SUPPLIED INFORMATION:
● ● ● ● ●
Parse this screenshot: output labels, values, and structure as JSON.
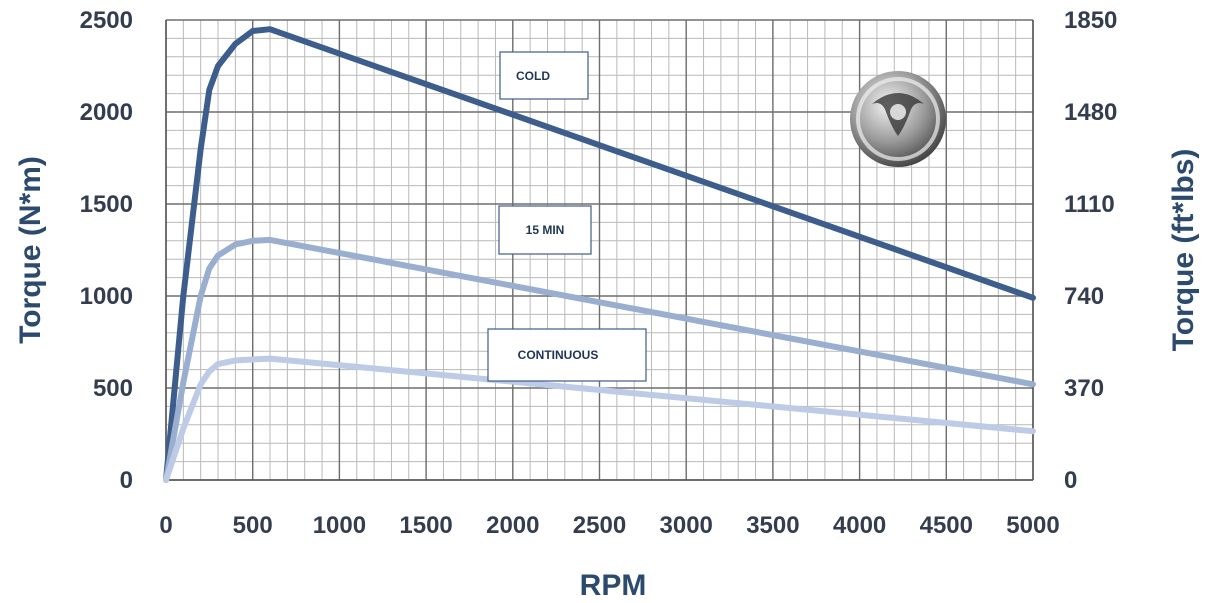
{
  "chart_data": {
    "type": "line",
    "xlabel": "RPM",
    "ylabel": "Torque (N*m)",
    "y2label": "Torque (ft*lbs)",
    "xlim": [
      0,
      5000
    ],
    "ylim": [
      0,
      2500
    ],
    "y2lim": [
      0,
      1850
    ],
    "x_ticks": [
      "0",
      "500",
      "1000",
      "1500",
      "2000",
      "2500",
      "3000",
      "3500",
      "4000",
      "4500",
      "5000"
    ],
    "y_ticks": [
      "0",
      "500",
      "1000",
      "1500",
      "2000",
      "2500"
    ],
    "y2_ticks": [
      "0",
      "370",
      "740",
      "1110",
      "1480",
      "1850"
    ],
    "grid": true,
    "series": [
      {
        "name": "COLD",
        "color": "#3d5d8c",
        "x": [
          0,
          100,
          200,
          250,
          300,
          400,
          500,
          600,
          5000
        ],
        "y": [
          0,
          1000,
          1800,
          2120,
          2250,
          2370,
          2440,
          2450,
          990
        ]
      },
      {
        "name": "15 MIN",
        "color": "#9aaed0",
        "x": [
          0,
          100,
          200,
          250,
          300,
          400,
          500,
          600,
          5000
        ],
        "y": [
          0,
          530,
          1000,
          1150,
          1220,
          1280,
          1300,
          1305,
          520
        ]
      },
      {
        "name": "CONTINUOUS",
        "color": "#bdcbe6",
        "x": [
          0,
          100,
          200,
          250,
          300,
          400,
          500,
          600,
          5000
        ],
        "y": [
          0,
          280,
          520,
          590,
          630,
          650,
          655,
          660,
          265
        ]
      }
    ],
    "annotations": [
      "COLD",
      "15 MIN",
      "CONTINUOUS"
    ]
  },
  "logo": {
    "name": "emblem-logo"
  }
}
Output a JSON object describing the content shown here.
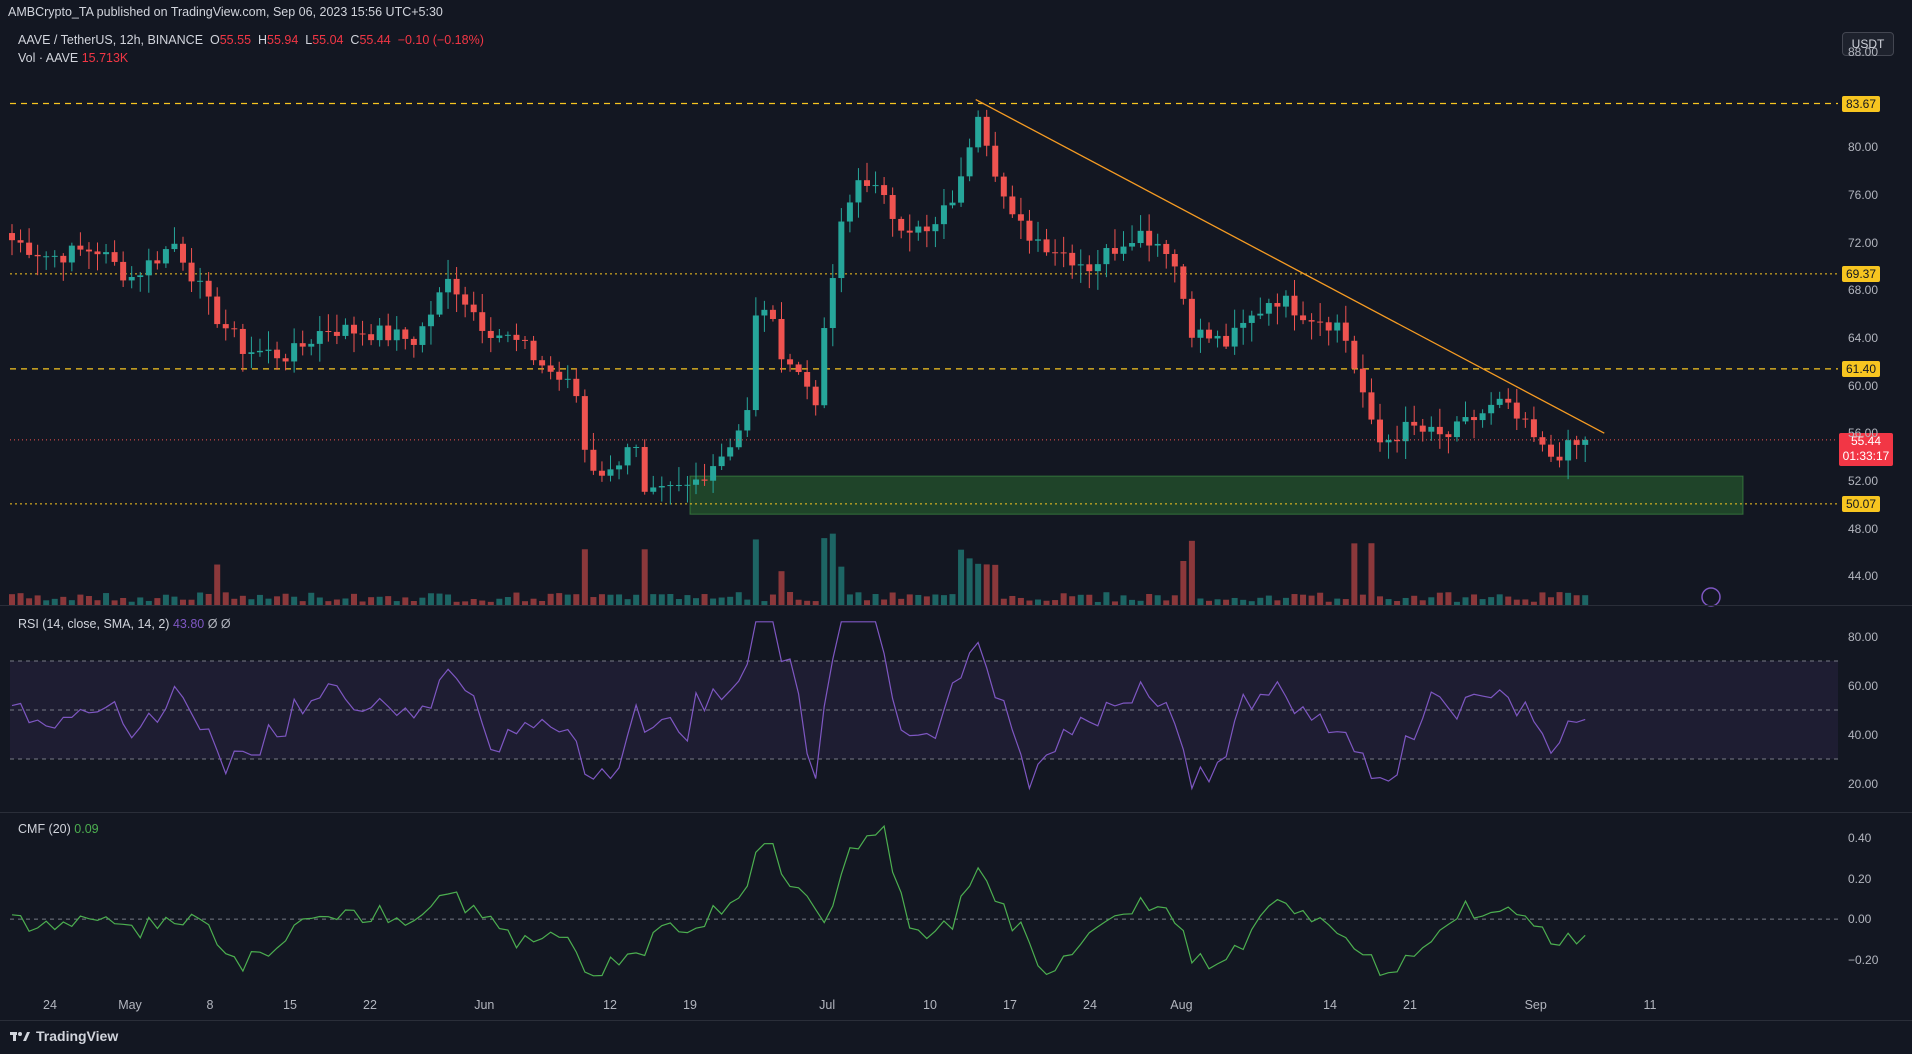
{
  "header": {
    "published": "AMBCrypto_TA published on TradingView.com, Sep 06, 2023 15:56 UTC+5:30"
  },
  "legend": {
    "symbol": "AAVE / TetherUS, 12h, BINANCE",
    "o_label": "O",
    "o": "55.55",
    "h_label": "H",
    "h": "55.94",
    "l_label": "L",
    "l": "55.04",
    "c_label": "C",
    "c": "55.44",
    "change": "−0.10 (−0.18%)"
  },
  "volume": {
    "label": "Vol · AAVE",
    "value": "15.713K"
  },
  "rsi": {
    "label": "RSI (14, close, SMA, 14, 2)",
    "value": "43.80",
    "extra": "Ø Ø"
  },
  "cmf": {
    "label": "CMF (20)",
    "value": "0.09"
  },
  "currency_button": "USDT",
  "price_levels": [
    "83.67",
    "69.37",
    "61.40",
    "50.07"
  ],
  "current_price": {
    "price": "55.44",
    "countdown": "01:33:17"
  },
  "price_axis": [
    "88.00",
    "80.00",
    "76.00",
    "72.00",
    "68.00",
    "64.00",
    "60.00",
    "56.00",
    "52.00",
    "48.00",
    "44.00"
  ],
  "rsi_axis": [
    "80.00",
    "60.00",
    "40.00",
    "20.00"
  ],
  "cmf_axis": [
    "0.40",
    "0.20",
    "0.00",
    "−0.20"
  ],
  "time_axis": [
    "24",
    "May",
    "8",
    "15",
    "22",
    "Jun",
    "12",
    "19",
    "Jul",
    "10",
    "17",
    "24",
    "Aug",
    "14",
    "21",
    "Sep",
    "11"
  ],
  "footer_brand": "TradingView",
  "colors": {
    "background": "#131722",
    "bull": "#26a69a",
    "bear": "#ef5350",
    "level_line": "#f7c520",
    "trendline": "#f59b23",
    "rsi_line": "#7e57c2",
    "cmf_line": "#4caf50",
    "demand_zone": "#2e7d32"
  },
  "chart_data": {
    "type": "candlestick",
    "symbol": "AAVE / TetherUS",
    "timeframe": "12h",
    "exchange": "BINANCE",
    "ylim": [
      42,
      89
    ],
    "horizontal_levels": [
      83.67,
      69.37,
      61.4,
      50.07
    ],
    "demand_zone": [
      49.2,
      52.4
    ],
    "close_path": [
      [
        "Apr 20",
        72.5
      ],
      [
        "Apr 24",
        70.8
      ],
      [
        "Apr 28",
        71.5
      ],
      [
        "May 1",
        69.0
      ],
      [
        "May 5",
        72.0
      ],
      [
        "May 8",
        66.5
      ],
      [
        "May 11",
        63.0
      ],
      [
        "May 15",
        62.5
      ],
      [
        "May 18",
        64.8
      ],
      [
        "May 22",
        64.5
      ],
      [
        "May 26",
        63.8
      ],
      [
        "May 29",
        69.0
      ],
      [
        "Jun 1",
        65.0
      ],
      [
        "Jun 4",
        63.5
      ],
      [
        "Jun 7",
        61.0
      ],
      [
        "Jun 9",
        59.5
      ],
      [
        "Jun 10",
        53.5
      ],
      [
        "Jun 12",
        52.5
      ],
      [
        "Jun 14",
        56.0
      ],
      [
        "Jun 15",
        50.5
      ],
      [
        "Jun 19",
        51.5
      ],
      [
        "Jun 22",
        54.5
      ],
      [
        "Jun 24",
        57.5
      ],
      [
        "Jun 25",
        68.0
      ],
      [
        "Jun 27",
        63.0
      ],
      [
        "Jun 30",
        59.0
      ],
      [
        "Jul 2",
        72.5
      ],
      [
        "Jul 4",
        78.0
      ],
      [
        "Jul 7",
        74.0
      ],
      [
        "Jul 10",
        72.5
      ],
      [
        "Jul 13",
        77.5
      ],
      [
        "Jul 14",
        84.0
      ],
      [
        "Jul 17",
        74.0
      ],
      [
        "Jul 19",
        72.5
      ],
      [
        "Jul 24",
        70.0
      ],
      [
        "Jul 28",
        73.0
      ],
      [
        "Jul 31",
        71.5
      ],
      [
        "Aug 2",
        64.5
      ],
      [
        "Aug 5",
        63.5
      ],
      [
        "Aug 9",
        67.5
      ],
      [
        "Aug 12",
        66.0
      ],
      [
        "Aug 15",
        65.0
      ],
      [
        "Aug 17",
        59.0
      ],
      [
        "Aug 18",
        55.0
      ],
      [
        "Aug 21",
        56.5
      ],
      [
        "Aug 24",
        55.5
      ],
      [
        "Aug 27",
        57.5
      ],
      [
        "Aug 29",
        58.5
      ],
      [
        "Aug 31",
        56.5
      ],
      [
        "Sep 2",
        54.0
      ],
      [
        "Sep 6",
        55.44
      ]
    ],
    "trendline": [
      [
        "Jul 14",
        84.0
      ],
      [
        "Sep 7",
        56.0
      ]
    ],
    "rsi": {
      "ylim": [
        10,
        90
      ],
      "bands": [
        30,
        70
      ],
      "middle": 50,
      "last": 43.8
    },
    "cmf": {
      "ylim": [
        -0.35,
        0.5
      ],
      "zero": 0,
      "last": 0.09
    }
  }
}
● ● ● ● ●
WHAT YOU SHOULD DO:
Among the records above, find each line holding the string "TradingView" and pull it out.

RESPONSE:
    "published": "AMBCrypto_TA published on TradingView.com, Sep 06, 2023 15:56 UTC+5:30"
  "footer_brand": "TradingView",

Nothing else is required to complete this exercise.